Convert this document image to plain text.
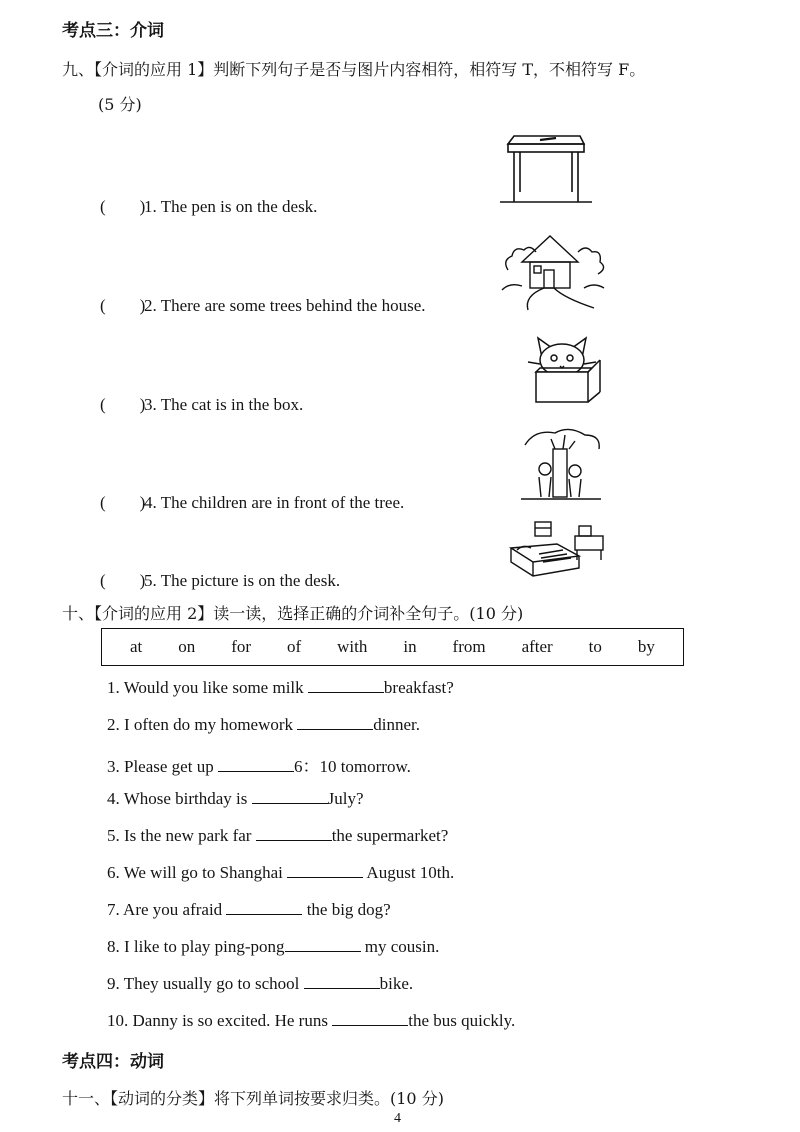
考点三：介词
九、【介词的应用 1】判断下列句子是否与图片内容相符，相符写 T，不相符写 F。
(5 分)
(　　)1. The pen is on the desk.
(　　)2. There are some trees behind the house.
(　　)3. The cat is in the box.
(　　)4. The children are in front of the tree.
(　　)5. The picture is on the desk.
十、【介词的应用 2】读一读，选择正确的介词补全句子。(10 分)
at on for of with in from after to by
1. Would you like some milk	breakfast?
2. I often do my homework	dinner.
3. Please get up	6：10 tomorrow.
4. Whose birthday is	July?
5. Is the new park far	the supermarket?
6. We will go to Shanghai	August 10th.
7. Are you afraid	the big dog?
8. I like to play ping-pong	my cousin.
9. They usually go to school	bike.
10. Danny is so excited. He runs	the bus quickly.
考点四：动词
十一、【动词的分类】将下列单词按要求归类。(10 分)
4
- - - -
__Given problem__
The records above should be reproduced exactly, with no pictures included.

__Problem solution__
Convert this document image to plain text.
考点三：介词
九、【介词的应用 1】判断下列句子是否与图片内容相符，相符写 T，不相符写 F。
(5 分)
(　　)1. The pen is on the desk.
(　　)2. There are some trees behind the house.
(　　)3. The cat is in the box.
(　　)4. The children are in front of the tree.
(　　)5. The picture is on the desk.
十、【介词的应用 2】读一读，选择正确的介词补全句子。(10 分)
at on for of with in from after to by
1. Would you like some milk	breakfast?
2. I often do my homework	dinner.
3. Please get up	6：10 tomorrow.
4. Whose birthday is	July?
5. Is the new park far	the supermarket?
6. We will go to Shanghai	August 10th.
7. Are you afraid	the big dog?
8. I like to play ping-pong	my cousin.
9. They usually go to school	bike.
10. Danny is so excited. He runs	the bus quickly.
考点四：动词
十一、【动词的分类】将下列单词按要求归类。(10 分)
4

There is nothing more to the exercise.